[start Material shown]

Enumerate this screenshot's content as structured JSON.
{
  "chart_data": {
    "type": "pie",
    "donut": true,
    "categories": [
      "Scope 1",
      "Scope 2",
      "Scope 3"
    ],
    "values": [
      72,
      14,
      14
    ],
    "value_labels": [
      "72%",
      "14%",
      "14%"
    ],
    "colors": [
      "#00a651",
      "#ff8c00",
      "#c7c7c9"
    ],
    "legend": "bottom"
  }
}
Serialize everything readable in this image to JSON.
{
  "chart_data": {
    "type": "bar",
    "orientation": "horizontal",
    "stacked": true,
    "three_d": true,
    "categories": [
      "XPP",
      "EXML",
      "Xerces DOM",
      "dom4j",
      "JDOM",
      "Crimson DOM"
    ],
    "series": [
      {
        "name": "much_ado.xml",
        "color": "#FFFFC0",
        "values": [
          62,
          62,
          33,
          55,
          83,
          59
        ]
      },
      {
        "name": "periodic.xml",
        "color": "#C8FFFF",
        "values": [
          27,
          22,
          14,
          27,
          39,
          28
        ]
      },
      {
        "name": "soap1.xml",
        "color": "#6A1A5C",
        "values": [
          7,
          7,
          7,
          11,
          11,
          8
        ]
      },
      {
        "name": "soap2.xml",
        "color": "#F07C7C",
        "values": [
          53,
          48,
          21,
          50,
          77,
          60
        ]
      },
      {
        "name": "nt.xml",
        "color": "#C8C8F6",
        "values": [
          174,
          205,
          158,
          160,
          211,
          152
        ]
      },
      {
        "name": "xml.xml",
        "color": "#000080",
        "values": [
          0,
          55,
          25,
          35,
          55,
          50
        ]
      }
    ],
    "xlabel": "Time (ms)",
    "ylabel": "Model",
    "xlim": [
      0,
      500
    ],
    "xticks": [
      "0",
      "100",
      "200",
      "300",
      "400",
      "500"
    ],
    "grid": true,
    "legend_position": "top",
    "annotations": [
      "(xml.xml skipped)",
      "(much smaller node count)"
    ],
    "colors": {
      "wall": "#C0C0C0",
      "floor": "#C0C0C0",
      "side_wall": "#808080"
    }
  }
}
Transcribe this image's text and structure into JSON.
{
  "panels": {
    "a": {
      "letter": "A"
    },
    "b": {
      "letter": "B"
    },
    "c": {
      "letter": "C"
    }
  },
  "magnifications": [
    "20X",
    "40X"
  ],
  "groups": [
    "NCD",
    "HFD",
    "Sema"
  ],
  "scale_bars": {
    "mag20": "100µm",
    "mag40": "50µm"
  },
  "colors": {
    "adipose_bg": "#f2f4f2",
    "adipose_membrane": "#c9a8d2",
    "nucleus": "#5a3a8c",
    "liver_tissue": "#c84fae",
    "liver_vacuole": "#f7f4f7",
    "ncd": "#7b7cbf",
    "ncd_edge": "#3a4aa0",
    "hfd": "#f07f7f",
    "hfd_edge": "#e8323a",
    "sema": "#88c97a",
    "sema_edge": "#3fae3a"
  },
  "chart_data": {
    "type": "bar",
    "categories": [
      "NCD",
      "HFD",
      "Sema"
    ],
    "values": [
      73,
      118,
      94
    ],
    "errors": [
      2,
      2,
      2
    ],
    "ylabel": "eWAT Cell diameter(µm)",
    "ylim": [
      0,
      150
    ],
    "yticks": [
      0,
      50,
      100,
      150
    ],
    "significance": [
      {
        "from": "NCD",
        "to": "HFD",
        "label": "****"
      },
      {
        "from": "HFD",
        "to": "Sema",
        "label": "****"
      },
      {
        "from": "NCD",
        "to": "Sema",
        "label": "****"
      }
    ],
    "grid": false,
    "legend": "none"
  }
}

[end Material shown]

Given task:
Print every entry exactly as it appears.

Reply:
Enumerate this screenshot's content as structured JSON.
{
  "chart_data": {
    "type": "pie",
    "donut": true,
    "categories": [
      "Scope 1",
      "Scope 2",
      "Scope 3"
    ],
    "values": [
      72,
      14,
      14
    ],
    "value_labels": [
      "72%",
      "14%",
      "14%"
    ],
    "colors": [
      "#00a651",
      "#ff8c00",
      "#c7c7c9"
    ],
    "legend": "bottom"
  }
}
Serialize everything readable in this image to JSON.
{
  "chart_data": {
    "type": "bar",
    "orientation": "horizontal",
    "stacked": true,
    "three_d": true,
    "categories": [
      "XPP",
      "EXML",
      "Xerces DOM",
      "dom4j",
      "JDOM",
      "Crimson DOM"
    ],
    "series": [
      {
        "name": "much_ado.xml",
        "color": "#FFFFC0",
        "values": [
          62,
          62,
          33,
          55,
          83,
          59
        ]
      },
      {
        "name": "periodic.xml",
        "color": "#C8FFFF",
        "values": [
          27,
          22,
          14,
          27,
          39,
          28
        ]
      },
      {
        "name": "soap1.xml",
        "color": "#6A1A5C",
        "values": [
          7,
          7,
          7,
          11,
          11,
          8
        ]
      },
      {
        "name": "soap2.xml",
        "color": "#F07C7C",
        "values": [
          53,
          48,
          21,
          50,
          77,
          60
        ]
      },
      {
        "name": "nt.xml",
        "color": "#C8C8F6",
        "values": [
          174,
          205,
          158,
          160,
          211,
          152
        ]
      },
      {
        "name": "xml.xml",
        "color": "#000080",
        "values": [
          0,
          55,
          25,
          35,
          55,
          50
        ]
      }
    ],
    "xlabel": "Time (ms)",
    "ylabel": "Model",
    "xlim": [
      0,
      500
    ],
    "xticks": [
      "0",
      "100",
      "200",
      "300",
      "400",
      "500"
    ],
    "grid": true,
    "legend_position": "top",
    "annotations": [
      "(xml.xml skipped)",
      "(much smaller node count)"
    ],
    "colors": {
      "wall": "#C0C0C0",
      "floor": "#C0C0C0",
      "side_wall": "#808080"
    }
  }
}
Transcribe this image's text and structure into JSON.
{
  "panels": {
    "a": {
      "letter": "A"
    },
    "b": {
      "letter": "B"
    },
    "c": {
      "letter": "C"
    }
  },
  "magnifications": [
    "20X",
    "40X"
  ],
  "groups": [
    "NCD",
    "HFD",
    "Sema"
  ],
  "scale_bars": {
    "mag20": "100µm",
    "mag40": "50µm"
  },
  "colors": {
    "adipose_bg": "#f2f4f2",
    "adipose_membrane": "#c9a8d2",
    "nucleus": "#5a3a8c",
    "liver_tissue": "#c84fae",
    "liver_vacuole": "#f7f4f7",
    "ncd": "#7b7cbf",
    "ncd_edge": "#3a4aa0",
    "hfd": "#f07f7f",
    "hfd_edge": "#e8323a",
    "sema": "#88c97a",
    "sema_edge": "#3fae3a"
  },
  "chart_data": {
    "type": "bar",
    "categories": [
      "NCD",
      "HFD",
      "Sema"
    ],
    "values": [
      73,
      118,
      94
    ],
    "errors": [
      2,
      2,
      2
    ],
    "ylabel": "eWAT Cell diameter(µm)",
    "ylim": [
      0,
      150
    ],
    "yticks": [
      0,
      50,
      100,
      150
    ],
    "significance": [
      {
        "from": "NCD",
        "to": "HFD",
        "label": "****"
      },
      {
        "from": "HFD",
        "to": "Sema",
        "label": "****"
      },
      {
        "from": "NCD",
        "to": "Sema",
        "label": "****"
      }
    ],
    "grid": false,
    "legend": "none"
  }
}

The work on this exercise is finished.